Print every record below exactly as written.

-- begin LISTED RECORDS --

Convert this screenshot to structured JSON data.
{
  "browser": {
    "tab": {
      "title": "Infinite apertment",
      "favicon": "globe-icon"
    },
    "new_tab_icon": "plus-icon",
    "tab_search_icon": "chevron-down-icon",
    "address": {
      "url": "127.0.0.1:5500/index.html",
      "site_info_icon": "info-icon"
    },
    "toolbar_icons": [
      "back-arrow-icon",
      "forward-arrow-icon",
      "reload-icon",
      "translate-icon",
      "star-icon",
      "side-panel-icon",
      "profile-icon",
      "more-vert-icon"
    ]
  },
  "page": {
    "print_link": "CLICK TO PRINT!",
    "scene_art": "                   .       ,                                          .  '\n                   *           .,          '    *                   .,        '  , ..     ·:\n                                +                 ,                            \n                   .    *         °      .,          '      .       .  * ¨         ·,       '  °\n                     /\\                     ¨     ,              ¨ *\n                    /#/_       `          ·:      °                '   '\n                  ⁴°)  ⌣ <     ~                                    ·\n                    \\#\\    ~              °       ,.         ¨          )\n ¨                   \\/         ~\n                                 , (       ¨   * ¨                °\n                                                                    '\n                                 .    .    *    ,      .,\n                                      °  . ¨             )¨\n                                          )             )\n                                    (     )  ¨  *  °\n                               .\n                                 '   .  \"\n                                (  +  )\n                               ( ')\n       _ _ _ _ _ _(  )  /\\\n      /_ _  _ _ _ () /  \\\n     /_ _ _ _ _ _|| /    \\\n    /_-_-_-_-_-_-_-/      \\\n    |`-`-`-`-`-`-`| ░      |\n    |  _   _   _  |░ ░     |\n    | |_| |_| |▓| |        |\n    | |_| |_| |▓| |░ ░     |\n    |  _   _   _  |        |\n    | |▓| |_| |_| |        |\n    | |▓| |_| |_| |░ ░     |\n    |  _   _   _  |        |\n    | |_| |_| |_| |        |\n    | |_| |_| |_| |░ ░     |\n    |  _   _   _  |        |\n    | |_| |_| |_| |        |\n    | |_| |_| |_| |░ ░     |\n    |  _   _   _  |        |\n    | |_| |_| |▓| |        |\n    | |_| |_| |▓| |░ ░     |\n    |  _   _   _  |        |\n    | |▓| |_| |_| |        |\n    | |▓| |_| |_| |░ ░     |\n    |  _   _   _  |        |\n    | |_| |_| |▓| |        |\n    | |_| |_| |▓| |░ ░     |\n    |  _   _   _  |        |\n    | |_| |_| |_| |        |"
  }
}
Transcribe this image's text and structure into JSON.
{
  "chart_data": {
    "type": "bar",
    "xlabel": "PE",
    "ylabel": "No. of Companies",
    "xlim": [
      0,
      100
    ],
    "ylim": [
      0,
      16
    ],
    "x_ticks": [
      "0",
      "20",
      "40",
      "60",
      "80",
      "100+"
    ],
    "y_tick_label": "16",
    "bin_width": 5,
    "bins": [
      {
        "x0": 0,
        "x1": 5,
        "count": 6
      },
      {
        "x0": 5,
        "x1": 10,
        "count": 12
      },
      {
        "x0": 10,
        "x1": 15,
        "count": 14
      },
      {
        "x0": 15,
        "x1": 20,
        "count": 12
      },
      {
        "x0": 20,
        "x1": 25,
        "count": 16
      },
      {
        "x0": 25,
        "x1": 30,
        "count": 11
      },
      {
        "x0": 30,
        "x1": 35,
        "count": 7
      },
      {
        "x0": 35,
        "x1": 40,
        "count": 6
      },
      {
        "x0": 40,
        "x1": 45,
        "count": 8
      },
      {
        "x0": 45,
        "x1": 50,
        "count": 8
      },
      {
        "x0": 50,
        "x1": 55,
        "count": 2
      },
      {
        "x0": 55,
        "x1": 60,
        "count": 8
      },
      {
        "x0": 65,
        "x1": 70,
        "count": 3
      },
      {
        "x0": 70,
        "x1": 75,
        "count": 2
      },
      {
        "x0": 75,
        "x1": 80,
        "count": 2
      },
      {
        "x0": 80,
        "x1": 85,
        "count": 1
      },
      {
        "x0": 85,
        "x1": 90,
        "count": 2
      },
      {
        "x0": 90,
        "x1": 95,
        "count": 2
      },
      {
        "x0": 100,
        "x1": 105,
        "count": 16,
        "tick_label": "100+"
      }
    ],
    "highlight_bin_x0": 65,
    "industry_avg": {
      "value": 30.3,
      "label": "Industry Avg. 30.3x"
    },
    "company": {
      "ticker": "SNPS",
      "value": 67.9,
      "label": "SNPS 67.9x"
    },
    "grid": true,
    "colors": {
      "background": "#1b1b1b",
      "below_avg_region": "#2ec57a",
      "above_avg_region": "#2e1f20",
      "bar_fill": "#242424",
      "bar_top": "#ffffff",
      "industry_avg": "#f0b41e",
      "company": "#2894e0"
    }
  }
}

-- end LISTED RECORDS --

▶ **EXPECTED ANSWER**
Convert this screenshot to structured JSON data.
{
  "browser": {
    "tab": {
      "title": "Infinite apertment",
      "favicon": "globe-icon"
    },
    "new_tab_icon": "plus-icon",
    "tab_search_icon": "chevron-down-icon",
    "address": {
      "url": "127.0.0.1:5500/index.html",
      "site_info_icon": "info-icon"
    },
    "toolbar_icons": [
      "back-arrow-icon",
      "forward-arrow-icon",
      "reload-icon",
      "translate-icon",
      "star-icon",
      "side-panel-icon",
      "profile-icon",
      "more-vert-icon"
    ]
  },
  "page": {
    "print_link": "CLICK TO PRINT!",
    "scene_art": "                   .       ,                                          .  '\n                   *           .,          '    *                   .,        '  , ..     ·:\n                                +                 ,                            \n                   .    *         °      .,          '      .       .  * ¨         ·,       '  °\n                     /\\                     ¨     ,              ¨ *\n                    /#/_       `          ·:      °                '   '\n                  ⁴°)  ⌣ <     ~                                    ·\n                    \\#\\    ~              °       ,.         ¨          )\n ¨                   \\/         ~\n                                 , (       ¨   * ¨                °\n                                                                    '\n                                 .    .    *    ,      .,\n                                      °  . ¨             )¨\n                                          )             )\n                                    (     )  ¨  *  °\n                               .\n                                 '   .  \"\n                                (  +  )\n                               ( ')\n       _ _ _ _ _ _(  )  /\\\n      /_ _  _ _ _ () /  \\\n     /_ _ _ _ _ _|| /    \\\n    /_-_-_-_-_-_-_-/      \\\n    |`-`-`-`-`-`-`| ░      |\n    |  _   _   _  |░ ░     |\n    | |_| |_| |▓| |        |\n    | |_| |_| |▓| |░ ░     |\n    |  _   _   _  |        |\n    | |▓| |_| |_| |        |\n    | |▓| |_| |_| |░ ░     |\n    |  _   _   _  |        |\n    | |_| |_| |_| |        |\n    | |_| |_| |_| |░ ░     |\n    |  _   _   _  |        |\n    | |_| |_| |_| |        |\n    | |_| |_| |_| |░ ░     |\n    |  _   _   _  |        |\n    | |_| |_| |▓| |        |\n    | |_| |_| |▓| |░ ░     |\n    |  _   _   _  |        |\n    | |▓| |_| |_| |        |\n    | |▓| |_| |_| |░ ░     |\n    |  _   _   _  |        |\n    | |_| |_| |▓| |        |\n    | |_| |_| |▓| |░ ░     |\n    |  _   _   _  |        |\n    | |_| |_| |_| |        |"
  }
}
Transcribe this image's text and structure into JSON.
{
  "chart_data": {
    "type": "bar",
    "xlabel": "PE",
    "ylabel": "No. of Companies",
    "xlim": [
      0,
      100
    ],
    "ylim": [
      0,
      16
    ],
    "x_ticks": [
      "0",
      "20",
      "40",
      "60",
      "80",
      "100+"
    ],
    "y_tick_label": "16",
    "bin_width": 5,
    "bins": [
      {
        "x0": 0,
        "x1": 5,
        "count": 6
      },
      {
        "x0": 5,
        "x1": 10,
        "count": 12
      },
      {
        "x0": 10,
        "x1": 15,
        "count": 14
      },
      {
        "x0": 15,
        "x1": 20,
        "count": 12
      },
      {
        "x0": 20,
        "x1": 25,
        "count": 16
      },
      {
        "x0": 25,
        "x1": 30,
        "count": 11
      },
      {
        "x0": 30,
        "x1": 35,
        "count": 7
      },
      {
        "x0": 35,
        "x1": 40,
        "count": 6
      },
      {
        "x0": 40,
        "x1": 45,
        "count": 8
      },
      {
        "x0": 45,
        "x1": 50,
        "count": 8
      },
      {
        "x0": 50,
        "x1": 55,
        "count": 2
      },
      {
        "x0": 55,
        "x1": 60,
        "count": 8
      },
      {
        "x0": 65,
        "x1": 70,
        "count": 3
      },
      {
        "x0": 70,
        "x1": 75,
        "count": 2
      },
      {
        "x0": 75,
        "x1": 80,
        "count": 2
      },
      {
        "x0": 80,
        "x1": 85,
        "count": 1
      },
      {
        "x0": 85,
        "x1": 90,
        "count": 2
      },
      {
        "x0": 90,
        "x1": 95,
        "count": 2
      },
      {
        "x0": 100,
        "x1": 105,
        "count": 16,
        "tick_label": "100+"
      }
    ],
    "highlight_bin_x0": 65,
    "industry_avg": {
      "value": 30.3,
      "label": "Industry Avg. 30.3x"
    },
    "company": {
      "ticker": "SNPS",
      "value": 67.9,
      "label": "SNPS 67.9x"
    },
    "grid": true,
    "colors": {
      "background": "#1b1b1b",
      "below_avg_region": "#2ec57a",
      "above_avg_region": "#2e1f20",
      "bar_fill": "#242424",
      "bar_top": "#ffffff",
      "industry_avg": "#f0b41e",
      "company": "#2894e0"
    }
  }
}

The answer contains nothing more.